# MATERIAL SHOWN start
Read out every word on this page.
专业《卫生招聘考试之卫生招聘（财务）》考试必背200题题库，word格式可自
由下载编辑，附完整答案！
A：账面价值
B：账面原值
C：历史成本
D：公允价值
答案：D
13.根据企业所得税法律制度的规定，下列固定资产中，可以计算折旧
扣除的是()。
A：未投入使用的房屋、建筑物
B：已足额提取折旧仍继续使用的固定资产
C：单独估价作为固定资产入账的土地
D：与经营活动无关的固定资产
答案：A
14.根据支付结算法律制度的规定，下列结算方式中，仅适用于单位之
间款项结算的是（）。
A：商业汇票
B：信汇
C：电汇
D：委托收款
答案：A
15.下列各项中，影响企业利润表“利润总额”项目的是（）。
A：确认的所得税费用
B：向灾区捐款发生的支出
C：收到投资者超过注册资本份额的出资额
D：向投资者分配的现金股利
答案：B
# MATERIAL SHOWN end
What is needed here is an exact reproduction of all the entries.

Read out every word on this page.
专业《卫生招聘考试之卫生招聘（财务）》考试必背200题题库，word格式可自
由下载编辑，附完整答案！
A：账面价值
B：账面原值
C：历史成本
D：公允价值
答案：D
13.根据企业所得税法律制度的规定，下列固定资产中，可以计算折旧
扣除的是()。
A：未投入使用的房屋、建筑物
B：已足额提取折旧仍继续使用的固定资产
C：单独估价作为固定资产入账的土地
D：与经营活动无关的固定资产
答案：A
14.根据支付结算法律制度的规定，下列结算方式中，仅适用于单位之
间款项结算的是（）。
A：商业汇票
B：信汇
C：电汇
D：委托收款
答案：A
15.下列各项中，影响企业利润表“利润总额”项目的是（）。
A：确认的所得税费用
B：向灾区捐款发生的支出
C：收到投资者超过注册资本份额的出资额
D：向投资者分配的现金股利
答案：B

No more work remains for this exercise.